## AIM OF THE TASK
Copy each line below in which the word "Treibersignierung" occurs.

Dataset entries:
* * *

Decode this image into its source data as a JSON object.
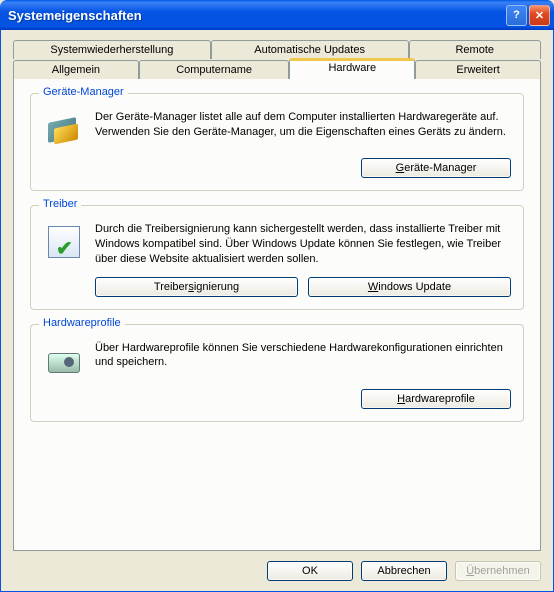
{
  "window": {
    "title": "Systemeigenschaften"
  },
  "tabs": {
    "row1": [
      {
        "label": "Systemwiederherstellung"
      },
      {
        "label": "Automatische Updates"
      },
      {
        "label": "Remote"
      }
    ],
    "row2": [
      {
        "label": "Allgemein"
      },
      {
        "label": "Computername"
      },
      {
        "label": "Hardware",
        "active": true
      },
      {
        "label": "Erweitert"
      }
    ]
  },
  "groups": {
    "devmgr": {
      "title": "Geräte-Manager",
      "desc": "Der Geräte-Manager listet alle auf dem Computer installierten Hardwaregeräte auf. Verwenden Sie den Geräte-Manager, um die Eigenschaften eines Geräts zu ändern.",
      "button": "Geräte-Manager"
    },
    "drivers": {
      "title": "Treiber",
      "desc": "Durch die Treibersignierung kann sichergestellt werden, dass installierte Treiber mit Windows kompatibel sind. Über Windows Update können Sie festlegen, wie Treiber über diese Website aktualisiert werden sollen.",
      "button_signing": "Treibersignierung",
      "button_wu": "Windows Update"
    },
    "hwprof": {
      "title": "Hardwareprofile",
      "desc": "Über Hardwareprofile können Sie verschiedene Hardware­konfigurationen einrichten und speichern.",
      "button": "Hardwareprofile"
    }
  },
  "dialog_buttons": {
    "ok": "OK",
    "cancel": "Abbrechen",
    "apply": "Übernehmen"
  }
}
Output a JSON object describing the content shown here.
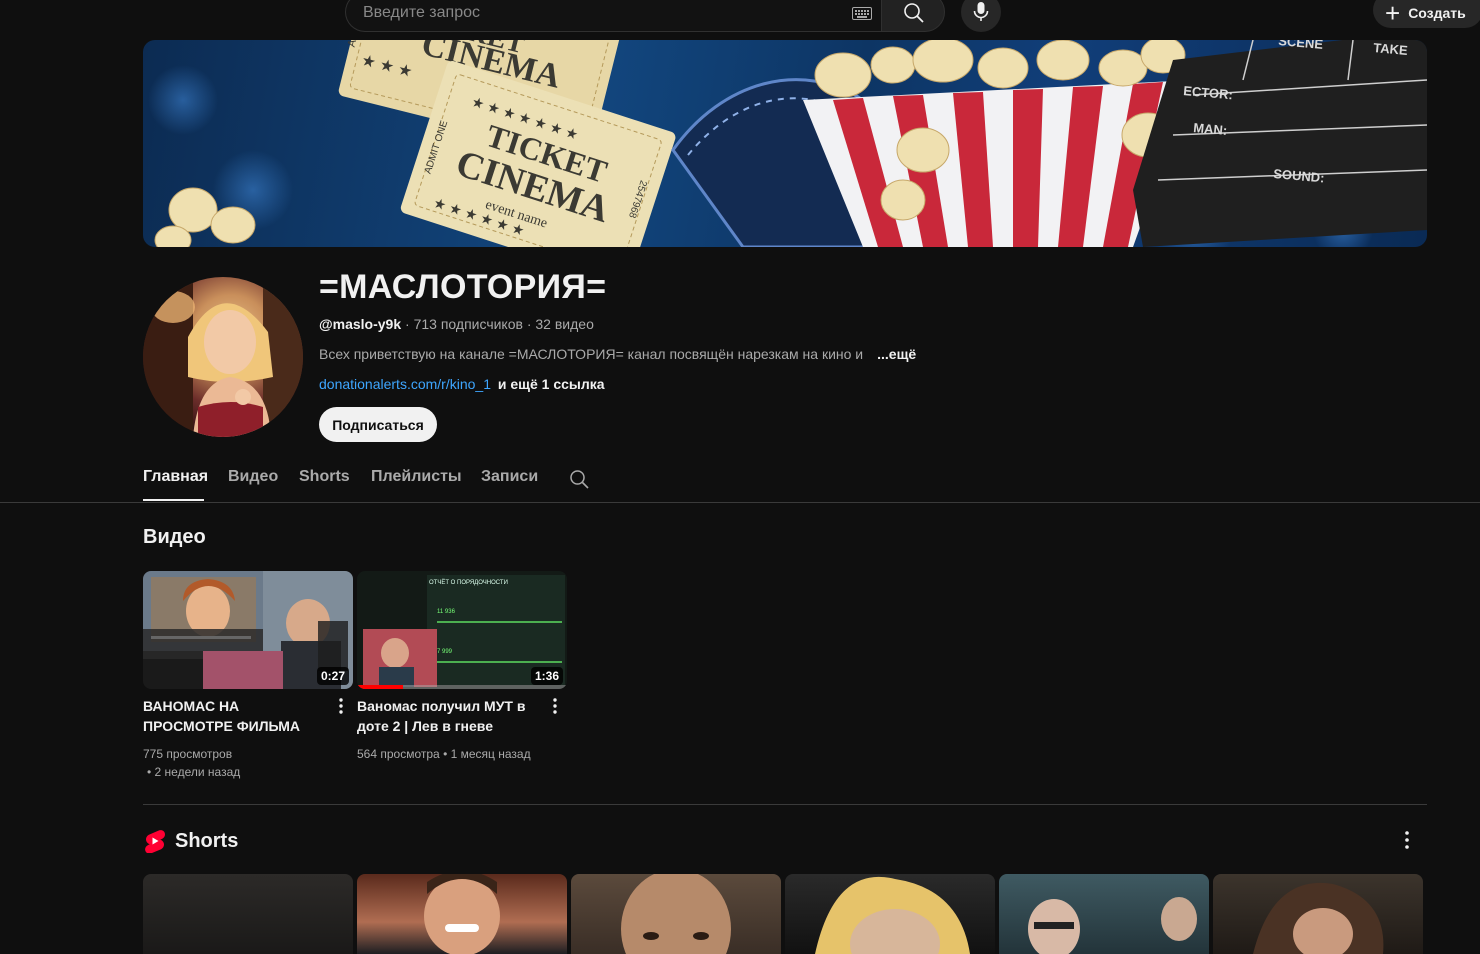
{
  "search": {
    "placeholder": "Введите запрос"
  },
  "header": {
    "create_label": "Создать"
  },
  "channel": {
    "name": "=МАСЛОТОРИЯ=",
    "handle": "@maslo-y9k",
    "subscribers": "713 подписчиков",
    "videos_count": "32 видео",
    "separator": " · ",
    "description": "Всех приветствую на канале =МАСЛОТОРИЯ= канал посвящён нарезкам на кино и",
    "more_label": "...ещё",
    "link": "donationalerts.com/r/kino_1",
    "more_links": "и ещё 1 ссылка",
    "subscribe_label": "Подписаться"
  },
  "banner": {
    "ticket_text_1": "TICKET",
    "ticket_text_2": "CINEMA",
    "ticket_text_3": "event name",
    "ticket_text_4": "ADMIT ONE",
    "ticket_number": "2547968",
    "ticket_number_2": "47968",
    "ticket_stars": "★ ★ ★",
    "ticket_stars_2": "★ ★ ★ ★ ★ ★ ★",
    "ticket_stars_3": "★ ★ ★ ★ ★ ★",
    "ticket_admit_short": "ADMI",
    "clapper_take": "TAKE",
    "clapper_scene": "SCENE",
    "clapper_director": "ECTOR:",
    "clapper_cameraman": "MAN:",
    "clapper_sound": "SOUND:"
  },
  "tabs": [
    {
      "label": "Главная",
      "active": true
    },
    {
      "label": "Видео",
      "active": false
    },
    {
      "label": "Shorts",
      "active": false
    },
    {
      "label": "Плейлисты",
      "active": false
    },
    {
      "label": "Записи",
      "active": false
    }
  ],
  "videos_section": {
    "title": "Видео",
    "items": [
      {
        "title": "ВАНОМАС НА ПРОСМОТРЕ ФИЛЬМА",
        "duration": "0:27",
        "views": "775 просмотров",
        "age": "• 2 недели назад",
        "progress": 0
      },
      {
        "title": "Ваномас получил МУТ в доте 2 | Лев в гневе",
        "duration": "1:36",
        "views": "564 просмотра",
        "age": "• 1 месяц назад",
        "progress": 0.22
      }
    ]
  },
  "thumb2_text": {
    "header": "ОТЧЁТ О ПОРЯДОЧНОСТИ",
    "value_1": "11 936",
    "value_2": "7 999"
  },
  "shorts_section": {
    "title": "Shorts"
  },
  "colors": {
    "accent_link": "#3ea6ff",
    "shorts_red": "#ff0033",
    "background": "#0f0f0f"
  }
}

* * *

## THE SOLUTION
      "desc": "Durch die Treibersignierung kann sichergestellt werden, dass installierte Treiber mit Windows kompatibel sind. Über Windows Update können Sie festlegen, wie Treiber über diese Website aktualisiert werden sollen.",
      "button_signing": "Treibersignierung",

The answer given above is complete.